• **Extracted entries**:
──────────────────────────────

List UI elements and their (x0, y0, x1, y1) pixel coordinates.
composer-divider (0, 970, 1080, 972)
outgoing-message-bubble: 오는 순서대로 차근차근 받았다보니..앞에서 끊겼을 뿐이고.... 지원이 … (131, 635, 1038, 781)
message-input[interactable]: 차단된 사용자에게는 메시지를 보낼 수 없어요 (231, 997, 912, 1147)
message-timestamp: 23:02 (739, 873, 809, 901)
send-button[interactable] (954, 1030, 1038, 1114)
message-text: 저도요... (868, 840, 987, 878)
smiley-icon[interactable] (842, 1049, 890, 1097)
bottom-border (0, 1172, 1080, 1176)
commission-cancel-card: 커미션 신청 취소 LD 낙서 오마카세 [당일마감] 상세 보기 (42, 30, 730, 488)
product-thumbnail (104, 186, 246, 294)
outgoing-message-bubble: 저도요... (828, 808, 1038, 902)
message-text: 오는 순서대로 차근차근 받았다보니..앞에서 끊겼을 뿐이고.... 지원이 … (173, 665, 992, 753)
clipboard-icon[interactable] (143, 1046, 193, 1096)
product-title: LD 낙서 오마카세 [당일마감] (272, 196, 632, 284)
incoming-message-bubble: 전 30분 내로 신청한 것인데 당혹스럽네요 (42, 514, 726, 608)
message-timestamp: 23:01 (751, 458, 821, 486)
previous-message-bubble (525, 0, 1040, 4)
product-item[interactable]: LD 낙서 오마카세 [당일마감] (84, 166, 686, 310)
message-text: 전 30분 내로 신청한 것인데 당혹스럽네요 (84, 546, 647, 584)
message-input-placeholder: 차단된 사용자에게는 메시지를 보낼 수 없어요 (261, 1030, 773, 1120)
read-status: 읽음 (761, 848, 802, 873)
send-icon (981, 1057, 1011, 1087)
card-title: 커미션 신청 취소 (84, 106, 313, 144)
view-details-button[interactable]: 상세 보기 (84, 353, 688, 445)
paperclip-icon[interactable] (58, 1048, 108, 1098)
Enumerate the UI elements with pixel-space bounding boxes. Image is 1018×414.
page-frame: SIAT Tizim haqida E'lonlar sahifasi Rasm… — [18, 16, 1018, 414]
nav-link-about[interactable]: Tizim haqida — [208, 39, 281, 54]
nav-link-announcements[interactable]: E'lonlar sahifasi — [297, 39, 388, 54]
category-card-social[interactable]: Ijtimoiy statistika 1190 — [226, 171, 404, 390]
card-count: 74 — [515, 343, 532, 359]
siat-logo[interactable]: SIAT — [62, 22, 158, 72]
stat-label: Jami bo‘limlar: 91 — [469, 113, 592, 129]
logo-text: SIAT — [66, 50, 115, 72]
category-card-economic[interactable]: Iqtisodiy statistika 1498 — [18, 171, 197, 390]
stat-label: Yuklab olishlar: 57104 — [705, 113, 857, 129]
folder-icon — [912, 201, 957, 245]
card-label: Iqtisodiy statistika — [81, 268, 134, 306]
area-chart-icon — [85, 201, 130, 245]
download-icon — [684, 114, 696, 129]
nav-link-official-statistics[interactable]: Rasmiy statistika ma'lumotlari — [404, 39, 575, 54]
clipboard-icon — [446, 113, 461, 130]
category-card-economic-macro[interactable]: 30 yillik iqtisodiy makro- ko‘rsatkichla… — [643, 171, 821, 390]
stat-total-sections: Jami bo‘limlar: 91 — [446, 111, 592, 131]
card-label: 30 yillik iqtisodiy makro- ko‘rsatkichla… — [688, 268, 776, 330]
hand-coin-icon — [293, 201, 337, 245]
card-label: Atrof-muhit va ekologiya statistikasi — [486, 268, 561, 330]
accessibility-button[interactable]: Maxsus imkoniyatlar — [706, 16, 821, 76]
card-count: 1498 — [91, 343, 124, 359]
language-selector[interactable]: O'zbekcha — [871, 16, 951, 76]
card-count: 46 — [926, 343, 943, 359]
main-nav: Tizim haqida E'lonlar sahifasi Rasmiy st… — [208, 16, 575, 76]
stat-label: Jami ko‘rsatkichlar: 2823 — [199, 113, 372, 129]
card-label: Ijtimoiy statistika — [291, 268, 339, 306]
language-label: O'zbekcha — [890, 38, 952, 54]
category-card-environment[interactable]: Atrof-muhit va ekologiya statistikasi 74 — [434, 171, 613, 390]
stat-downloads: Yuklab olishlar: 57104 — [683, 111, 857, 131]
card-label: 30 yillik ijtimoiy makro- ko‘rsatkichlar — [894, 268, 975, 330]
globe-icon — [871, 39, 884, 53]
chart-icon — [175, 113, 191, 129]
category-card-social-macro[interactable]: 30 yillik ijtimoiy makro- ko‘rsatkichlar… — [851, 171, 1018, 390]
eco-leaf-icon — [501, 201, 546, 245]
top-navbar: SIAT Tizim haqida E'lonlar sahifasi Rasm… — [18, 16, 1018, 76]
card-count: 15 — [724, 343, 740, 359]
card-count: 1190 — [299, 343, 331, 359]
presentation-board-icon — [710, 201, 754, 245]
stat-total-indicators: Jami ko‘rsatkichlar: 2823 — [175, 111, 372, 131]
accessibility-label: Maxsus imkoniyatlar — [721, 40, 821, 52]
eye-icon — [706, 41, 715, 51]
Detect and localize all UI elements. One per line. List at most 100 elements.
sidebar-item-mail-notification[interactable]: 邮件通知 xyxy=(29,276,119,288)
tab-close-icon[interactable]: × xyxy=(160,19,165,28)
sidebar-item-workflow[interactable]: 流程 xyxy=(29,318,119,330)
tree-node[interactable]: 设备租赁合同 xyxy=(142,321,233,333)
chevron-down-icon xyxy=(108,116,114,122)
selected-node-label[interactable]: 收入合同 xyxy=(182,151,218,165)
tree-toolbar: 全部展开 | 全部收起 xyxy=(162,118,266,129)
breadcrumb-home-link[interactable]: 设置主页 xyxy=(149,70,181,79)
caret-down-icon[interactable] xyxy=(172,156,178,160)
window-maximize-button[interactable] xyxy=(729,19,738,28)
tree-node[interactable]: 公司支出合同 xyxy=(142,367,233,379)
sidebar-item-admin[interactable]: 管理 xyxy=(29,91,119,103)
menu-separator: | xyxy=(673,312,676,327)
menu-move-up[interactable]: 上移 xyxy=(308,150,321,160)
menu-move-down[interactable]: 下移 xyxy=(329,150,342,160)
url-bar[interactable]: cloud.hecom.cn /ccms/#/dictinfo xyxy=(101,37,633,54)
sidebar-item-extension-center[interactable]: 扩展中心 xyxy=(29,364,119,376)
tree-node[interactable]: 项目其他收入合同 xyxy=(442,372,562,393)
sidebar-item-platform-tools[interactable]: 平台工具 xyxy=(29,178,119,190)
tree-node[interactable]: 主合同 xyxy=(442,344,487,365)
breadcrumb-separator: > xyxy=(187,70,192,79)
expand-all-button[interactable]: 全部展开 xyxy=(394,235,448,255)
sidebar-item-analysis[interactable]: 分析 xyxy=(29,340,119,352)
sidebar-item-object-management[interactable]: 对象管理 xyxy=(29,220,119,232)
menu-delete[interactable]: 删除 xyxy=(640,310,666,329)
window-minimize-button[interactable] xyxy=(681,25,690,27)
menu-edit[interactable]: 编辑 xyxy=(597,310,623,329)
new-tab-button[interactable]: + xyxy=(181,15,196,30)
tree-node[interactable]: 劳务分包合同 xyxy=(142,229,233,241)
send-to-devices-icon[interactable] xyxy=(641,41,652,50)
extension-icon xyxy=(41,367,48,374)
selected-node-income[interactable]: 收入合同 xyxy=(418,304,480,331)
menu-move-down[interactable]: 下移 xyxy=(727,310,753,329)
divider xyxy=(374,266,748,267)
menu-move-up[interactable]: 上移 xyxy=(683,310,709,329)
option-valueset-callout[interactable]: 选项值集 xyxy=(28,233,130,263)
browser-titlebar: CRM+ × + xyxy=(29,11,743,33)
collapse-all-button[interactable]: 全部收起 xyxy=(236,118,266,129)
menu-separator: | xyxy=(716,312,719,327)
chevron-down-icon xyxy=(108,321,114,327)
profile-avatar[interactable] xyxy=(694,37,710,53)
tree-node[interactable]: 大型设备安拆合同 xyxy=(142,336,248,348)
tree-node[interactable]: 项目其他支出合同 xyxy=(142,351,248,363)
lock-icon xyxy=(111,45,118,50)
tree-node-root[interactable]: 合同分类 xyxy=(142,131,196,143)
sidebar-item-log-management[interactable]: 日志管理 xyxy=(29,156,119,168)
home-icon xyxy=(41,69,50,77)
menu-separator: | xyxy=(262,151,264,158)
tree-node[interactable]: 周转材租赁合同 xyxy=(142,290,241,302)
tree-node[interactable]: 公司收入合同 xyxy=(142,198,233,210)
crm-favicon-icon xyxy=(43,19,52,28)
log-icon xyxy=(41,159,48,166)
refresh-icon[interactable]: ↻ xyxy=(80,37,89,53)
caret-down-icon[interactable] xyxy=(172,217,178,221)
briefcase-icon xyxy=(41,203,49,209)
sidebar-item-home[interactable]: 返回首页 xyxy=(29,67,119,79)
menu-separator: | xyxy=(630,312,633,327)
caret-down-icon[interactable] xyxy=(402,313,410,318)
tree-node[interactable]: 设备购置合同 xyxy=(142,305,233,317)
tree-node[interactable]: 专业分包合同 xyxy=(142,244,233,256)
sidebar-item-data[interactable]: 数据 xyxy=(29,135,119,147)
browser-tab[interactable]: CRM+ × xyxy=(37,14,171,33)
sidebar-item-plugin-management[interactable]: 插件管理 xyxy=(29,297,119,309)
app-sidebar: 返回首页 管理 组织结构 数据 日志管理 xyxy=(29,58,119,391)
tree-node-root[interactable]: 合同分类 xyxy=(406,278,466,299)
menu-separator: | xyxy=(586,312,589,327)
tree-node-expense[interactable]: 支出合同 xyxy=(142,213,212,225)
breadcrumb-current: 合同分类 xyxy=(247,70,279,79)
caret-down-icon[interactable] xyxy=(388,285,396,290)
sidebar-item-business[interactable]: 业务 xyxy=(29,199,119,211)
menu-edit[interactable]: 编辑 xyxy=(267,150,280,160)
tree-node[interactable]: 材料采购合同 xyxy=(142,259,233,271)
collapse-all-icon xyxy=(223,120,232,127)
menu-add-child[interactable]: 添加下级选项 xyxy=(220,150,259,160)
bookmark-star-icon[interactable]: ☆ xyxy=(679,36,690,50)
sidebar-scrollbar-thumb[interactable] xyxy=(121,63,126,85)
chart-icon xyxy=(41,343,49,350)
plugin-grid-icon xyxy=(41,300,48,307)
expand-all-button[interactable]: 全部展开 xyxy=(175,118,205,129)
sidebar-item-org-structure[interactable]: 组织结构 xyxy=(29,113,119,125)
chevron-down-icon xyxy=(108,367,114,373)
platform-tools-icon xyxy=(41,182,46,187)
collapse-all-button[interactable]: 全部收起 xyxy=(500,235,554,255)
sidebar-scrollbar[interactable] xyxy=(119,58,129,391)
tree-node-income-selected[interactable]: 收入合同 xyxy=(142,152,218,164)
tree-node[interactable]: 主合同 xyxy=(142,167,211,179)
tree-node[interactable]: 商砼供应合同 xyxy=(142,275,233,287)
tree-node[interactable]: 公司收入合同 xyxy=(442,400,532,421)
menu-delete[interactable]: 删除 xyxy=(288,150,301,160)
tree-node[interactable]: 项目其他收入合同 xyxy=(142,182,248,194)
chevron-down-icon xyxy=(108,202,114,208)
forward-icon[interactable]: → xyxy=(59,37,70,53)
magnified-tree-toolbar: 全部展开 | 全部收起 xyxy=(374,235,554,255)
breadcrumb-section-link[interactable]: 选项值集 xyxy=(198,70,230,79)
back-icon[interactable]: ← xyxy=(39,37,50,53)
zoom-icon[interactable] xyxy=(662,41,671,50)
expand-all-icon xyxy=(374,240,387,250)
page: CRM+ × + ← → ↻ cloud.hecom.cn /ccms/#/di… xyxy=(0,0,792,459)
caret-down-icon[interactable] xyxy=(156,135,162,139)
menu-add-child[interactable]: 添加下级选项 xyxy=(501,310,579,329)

──────────────────────────────

• **Objective**: Reproduce the rows verbatim, from the first row through the row containing "clipboard-icon[interactable] (143, 1046, 193, 1096)", both included.

• **Correct response**:
List UI elements and their (x0, y0, x1, y1) pixel coordinates.
composer-divider (0, 970, 1080, 972)
outgoing-message-bubble: 오는 순서대로 차근차근 받았다보니..앞에서 끊겼을 뿐이고.... 지원이 … (131, 635, 1038, 781)
message-input[interactable]: 차단된 사용자에게는 메시지를 보낼 수 없어요 (231, 997, 912, 1147)
message-timestamp: 23:02 (739, 873, 809, 901)
send-button[interactable] (954, 1030, 1038, 1114)
message-text: 저도요... (868, 840, 987, 878)
smiley-icon[interactable] (842, 1049, 890, 1097)
bottom-border (0, 1172, 1080, 1176)
commission-cancel-card: 커미션 신청 취소 LD 낙서 오마카세 [당일마감] 상세 보기 (42, 30, 730, 488)
product-thumbnail (104, 186, 246, 294)
outgoing-message-bubble: 저도요... (828, 808, 1038, 902)
message-text: 오는 순서대로 차근차근 받았다보니..앞에서 끊겼을 뿐이고.... 지원이 … (173, 665, 992, 753)
clipboard-icon[interactable] (143, 1046, 193, 1096)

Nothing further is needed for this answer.